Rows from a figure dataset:
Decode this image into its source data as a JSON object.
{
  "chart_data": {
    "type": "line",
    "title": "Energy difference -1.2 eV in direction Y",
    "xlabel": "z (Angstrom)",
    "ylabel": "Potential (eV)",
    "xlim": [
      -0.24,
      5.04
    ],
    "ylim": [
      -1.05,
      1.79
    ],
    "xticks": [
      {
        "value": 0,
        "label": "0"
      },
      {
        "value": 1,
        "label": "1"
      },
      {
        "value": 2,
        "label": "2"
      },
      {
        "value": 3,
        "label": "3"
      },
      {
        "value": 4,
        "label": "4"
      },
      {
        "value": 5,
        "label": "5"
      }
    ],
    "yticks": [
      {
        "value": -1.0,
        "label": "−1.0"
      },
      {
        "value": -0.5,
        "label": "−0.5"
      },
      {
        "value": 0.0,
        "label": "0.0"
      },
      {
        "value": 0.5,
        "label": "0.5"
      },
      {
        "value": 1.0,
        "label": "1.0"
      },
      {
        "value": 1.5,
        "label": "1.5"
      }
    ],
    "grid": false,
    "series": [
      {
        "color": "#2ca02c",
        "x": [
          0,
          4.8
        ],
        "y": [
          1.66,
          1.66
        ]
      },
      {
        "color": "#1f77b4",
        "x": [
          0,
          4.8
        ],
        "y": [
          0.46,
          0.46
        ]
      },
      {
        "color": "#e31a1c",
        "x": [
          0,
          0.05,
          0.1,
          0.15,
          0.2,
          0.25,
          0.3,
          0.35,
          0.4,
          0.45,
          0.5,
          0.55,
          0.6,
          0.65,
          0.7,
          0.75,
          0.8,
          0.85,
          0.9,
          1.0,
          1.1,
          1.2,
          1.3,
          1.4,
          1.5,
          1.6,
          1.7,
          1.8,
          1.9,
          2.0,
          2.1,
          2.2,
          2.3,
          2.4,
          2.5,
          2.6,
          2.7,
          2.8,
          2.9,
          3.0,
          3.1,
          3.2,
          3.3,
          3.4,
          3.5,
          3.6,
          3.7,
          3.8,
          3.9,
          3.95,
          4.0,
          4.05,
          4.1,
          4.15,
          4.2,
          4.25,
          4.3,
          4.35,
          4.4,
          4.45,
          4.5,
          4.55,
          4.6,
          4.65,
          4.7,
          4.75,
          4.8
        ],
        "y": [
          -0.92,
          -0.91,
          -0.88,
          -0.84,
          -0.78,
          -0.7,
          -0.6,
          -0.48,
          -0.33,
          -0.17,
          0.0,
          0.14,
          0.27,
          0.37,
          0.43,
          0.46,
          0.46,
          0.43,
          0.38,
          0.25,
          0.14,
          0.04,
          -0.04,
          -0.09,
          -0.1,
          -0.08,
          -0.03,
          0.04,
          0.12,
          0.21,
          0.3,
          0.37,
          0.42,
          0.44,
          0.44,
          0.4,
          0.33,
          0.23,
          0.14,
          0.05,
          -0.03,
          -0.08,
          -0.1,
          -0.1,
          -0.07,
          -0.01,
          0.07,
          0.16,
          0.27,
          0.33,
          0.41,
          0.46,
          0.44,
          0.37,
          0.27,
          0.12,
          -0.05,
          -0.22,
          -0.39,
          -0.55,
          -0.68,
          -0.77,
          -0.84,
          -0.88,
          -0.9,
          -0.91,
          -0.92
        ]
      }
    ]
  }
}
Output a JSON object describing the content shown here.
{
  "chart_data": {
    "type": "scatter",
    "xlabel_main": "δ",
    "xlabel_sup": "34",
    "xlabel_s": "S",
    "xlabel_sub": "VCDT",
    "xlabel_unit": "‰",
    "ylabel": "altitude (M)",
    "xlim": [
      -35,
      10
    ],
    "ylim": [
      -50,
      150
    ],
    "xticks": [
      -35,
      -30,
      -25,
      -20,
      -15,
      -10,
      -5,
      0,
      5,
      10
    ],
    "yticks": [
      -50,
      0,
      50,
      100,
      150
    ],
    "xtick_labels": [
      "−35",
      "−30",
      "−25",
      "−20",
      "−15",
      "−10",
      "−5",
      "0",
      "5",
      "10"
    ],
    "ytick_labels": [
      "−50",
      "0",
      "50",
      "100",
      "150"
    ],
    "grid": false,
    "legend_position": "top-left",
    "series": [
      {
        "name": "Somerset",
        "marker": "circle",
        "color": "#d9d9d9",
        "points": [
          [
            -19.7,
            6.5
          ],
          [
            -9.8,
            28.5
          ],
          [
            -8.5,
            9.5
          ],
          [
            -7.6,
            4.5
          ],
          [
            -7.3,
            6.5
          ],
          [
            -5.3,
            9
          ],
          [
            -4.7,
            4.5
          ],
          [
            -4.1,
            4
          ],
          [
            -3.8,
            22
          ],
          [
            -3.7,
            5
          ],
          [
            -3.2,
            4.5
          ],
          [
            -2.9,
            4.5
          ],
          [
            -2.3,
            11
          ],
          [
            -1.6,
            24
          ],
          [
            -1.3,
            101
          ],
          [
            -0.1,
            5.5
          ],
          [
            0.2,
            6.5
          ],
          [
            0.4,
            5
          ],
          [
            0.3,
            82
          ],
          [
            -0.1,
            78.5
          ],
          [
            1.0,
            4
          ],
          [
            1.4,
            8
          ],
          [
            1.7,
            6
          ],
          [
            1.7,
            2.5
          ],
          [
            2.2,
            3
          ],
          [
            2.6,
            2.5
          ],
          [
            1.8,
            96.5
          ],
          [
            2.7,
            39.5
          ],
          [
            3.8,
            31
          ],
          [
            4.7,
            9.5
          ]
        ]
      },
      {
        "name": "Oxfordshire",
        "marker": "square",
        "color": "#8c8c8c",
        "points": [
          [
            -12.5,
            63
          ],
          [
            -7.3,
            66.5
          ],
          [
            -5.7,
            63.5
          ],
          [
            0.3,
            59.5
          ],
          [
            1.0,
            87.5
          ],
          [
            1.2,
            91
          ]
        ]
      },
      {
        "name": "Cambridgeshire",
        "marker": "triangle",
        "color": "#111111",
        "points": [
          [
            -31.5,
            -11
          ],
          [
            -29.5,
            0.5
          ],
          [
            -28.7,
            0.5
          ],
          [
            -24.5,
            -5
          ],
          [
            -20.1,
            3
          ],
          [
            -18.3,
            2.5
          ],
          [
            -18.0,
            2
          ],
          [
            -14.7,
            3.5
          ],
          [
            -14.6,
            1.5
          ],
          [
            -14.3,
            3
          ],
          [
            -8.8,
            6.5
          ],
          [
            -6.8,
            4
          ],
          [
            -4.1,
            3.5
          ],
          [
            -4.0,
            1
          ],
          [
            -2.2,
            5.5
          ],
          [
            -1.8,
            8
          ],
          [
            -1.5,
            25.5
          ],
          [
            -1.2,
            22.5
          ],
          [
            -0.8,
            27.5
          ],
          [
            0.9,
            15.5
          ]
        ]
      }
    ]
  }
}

* [WHAT THE TASK REQUIRES]: Could you reproduce every record above exactly as it appears?

* [RESULT OF THIS TASK]:
Decode this image into its source data as a JSON object.
{
  "chart_data": {
    "type": "line",
    "title": "Energy difference -1.2 eV in direction Y",
    "xlabel": "z (Angstrom)",
    "ylabel": "Potential (eV)",
    "xlim": [
      -0.24,
      5.04
    ],
    "ylim": [
      -1.05,
      1.79
    ],
    "xticks": [
      {
        "value": 0,
        "label": "0"
      },
      {
        "value": 1,
        "label": "1"
      },
      {
        "value": 2,
        "label": "2"
      },
      {
        "value": 3,
        "label": "3"
      },
      {
        "value": 4,
        "label": "4"
      },
      {
        "value": 5,
        "label": "5"
      }
    ],
    "yticks": [
      {
        "value": -1.0,
        "label": "−1.0"
      },
      {
        "value": -0.5,
        "label": "−0.5"
      },
      {
        "value": 0.0,
        "label": "0.0"
      },
      {
        "value": 0.5,
        "label": "0.5"
      },
      {
        "value": 1.0,
        "label": "1.0"
      },
      {
        "value": 1.5,
        "label": "1.5"
      }
    ],
    "grid": false,
    "series": [
      {
        "color": "#2ca02c",
        "x": [
          0,
          4.8
        ],
        "y": [
          1.66,
          1.66
        ]
      },
      {
        "color": "#1f77b4",
        "x": [
          0,
          4.8
        ],
        "y": [
          0.46,
          0.46
        ]
      },
      {
        "color": "#e31a1c",
        "x": [
          0,
          0.05,
          0.1,
          0.15,
          0.2,
          0.25,
          0.3,
          0.35,
          0.4,
          0.45,
          0.5,
          0.55,
          0.6,
          0.65,
          0.7,
          0.75,
          0.8,
          0.85,
          0.9,
          1.0,
          1.1,
          1.2,
          1.3,
          1.4,
          1.5,
          1.6,
          1.7,
          1.8,
          1.9,
          2.0,
          2.1,
          2.2,
          2.3,
          2.4,
          2.5,
          2.6,
          2.7,
          2.8,
          2.9,
          3.0,
          3.1,
          3.2,
          3.3,
          3.4,
          3.5,
          3.6,
          3.7,
          3.8,
          3.9,
          3.95,
          4.0,
          4.05,
          4.1,
          4.15,
          4.2,
          4.25,
          4.3,
          4.35,
          4.4,
          4.45,
          4.5,
          4.55,
          4.6,
          4.65,
          4.7,
          4.75,
          4.8
        ],
        "y": [
          -0.92,
          -0.91,
          -0.88,
          -0.84,
          -0.78,
          -0.7,
          -0.6,
          -0.48,
          -0.33,
          -0.17,
          0.0,
          0.14,
          0.27,
          0.37,
          0.43,
          0.46,
          0.46,
          0.43,
          0.38,
          0.25,
          0.14,
          0.04,
          -0.04,
          -0.09,
          -0.1,
          -0.08,
          -0.03,
          0.04,
          0.12,
          0.21,
          0.3,
          0.37,
          0.42,
          0.44,
          0.44,
          0.4,
          0.33,
          0.23,
          0.14,
          0.05,
          -0.03,
          -0.08,
          -0.1,
          -0.1,
          -0.07,
          -0.01,
          0.07,
          0.16,
          0.27,
          0.33,
          0.41,
          0.46,
          0.44,
          0.37,
          0.27,
          0.12,
          -0.05,
          -0.22,
          -0.39,
          -0.55,
          -0.68,
          -0.77,
          -0.84,
          -0.88,
          -0.9,
          -0.91,
          -0.92
        ]
      }
    ]
  }
}
Output a JSON object describing the content shown here.
{
  "chart_data": {
    "type": "scatter",
    "xlabel_main": "δ",
    "xlabel_sup": "34",
    "xlabel_s": "S",
    "xlabel_sub": "VCDT",
    "xlabel_unit": "‰",
    "ylabel": "altitude (M)",
    "xlim": [
      -35,
      10
    ],
    "ylim": [
      -50,
      150
    ],
    "xticks": [
      -35,
      -30,
      -25,
      -20,
      -15,
      -10,
      -5,
      0,
      5,
      10
    ],
    "yticks": [
      -50,
      0,
      50,
      100,
      150
    ],
    "xtick_labels": [
      "−35",
      "−30",
      "−25",
      "−20",
      "−15",
      "−10",
      "−5",
      "0",
      "5",
      "10"
    ],
    "ytick_labels": [
      "−50",
      "0",
      "50",
      "100",
      "150"
    ],
    "grid": false,
    "legend_position": "top-left",
    "series": [
      {
        "name": "Somerset",
        "marker": "circle",
        "color": "#d9d9d9",
        "points": [
          [
            -19.7,
            6.5
          ],
          [
            -9.8,
            28.5
          ],
          [
            -8.5,
            9.5
          ],
          [
            -7.6,
            4.5
          ],
          [
            -7.3,
            6.5
          ],
          [
            -5.3,
            9
          ],
          [
            -4.7,
            4.5
          ],
          [
            -4.1,
            4
          ],
          [
            -3.8,
            22
          ],
          [
            -3.7,
            5
          ],
          [
            -3.2,
            4.5
          ],
          [
            -2.9,
            4.5
          ],
          [
            -2.3,
            11
          ],
          [
            -1.6,
            24
          ],
          [
            -1.3,
            101
          ],
          [
            -0.1,
            5.5
          ],
          [
            0.2,
            6.5
          ],
          [
            0.4,
            5
          ],
          [
            0.3,
            82
          ],
          [
            -0.1,
            78.5
          ],
          [
            1.0,
            4
          ],
          [
            1.4,
            8
          ],
          [
            1.7,
            6
          ],
          [
            1.7,
            2.5
          ],
          [
            2.2,
            3
          ],
          [
            2.6,
            2.5
          ],
          [
            1.8,
            96.5
          ],
          [
            2.7,
            39.5
          ],
          [
            3.8,
            31
          ],
          [
            4.7,
            9.5
          ]
        ]
      },
      {
        "name": "Oxfordshire",
        "marker": "square",
        "color": "#8c8c8c",
        "points": [
          [
            -12.5,
            63
          ],
          [
            -7.3,
            66.5
          ],
          [
            -5.7,
            63.5
          ],
          [
            0.3,
            59.5
          ],
          [
            1.0,
            87.5
          ],
          [
            1.2,
            91
          ]
        ]
      },
      {
        "name": "Cambridgeshire",
        "marker": "triangle",
        "color": "#111111",
        "points": [
          [
            -31.5,
            -11
          ],
          [
            -29.5,
            0.5
          ],
          [
            -28.7,
            0.5
          ],
          [
            -24.5,
            -5
          ],
          [
            -20.1,
            3
          ],
          [
            -18.3,
            2.5
          ],
          [
            -18.0,
            2
          ],
          [
            -14.7,
            3.5
          ],
          [
            -14.6,
            1.5
          ],
          [
            -14.3,
            3
          ],
          [
            -8.8,
            6.5
          ],
          [
            -6.8,
            4
          ],
          [
            -4.1,
            3.5
          ],
          [
            -4.0,
            1
          ],
          [
            -2.2,
            5.5
          ],
          [
            -1.8,
            8
          ],
          [
            -1.5,
            25.5
          ],
          [
            -1.2,
            22.5
          ],
          [
            -0.8,
            27.5
          ],
          [
            0.9,
            15.5
          ]
        ]
      }
    ]
  }
}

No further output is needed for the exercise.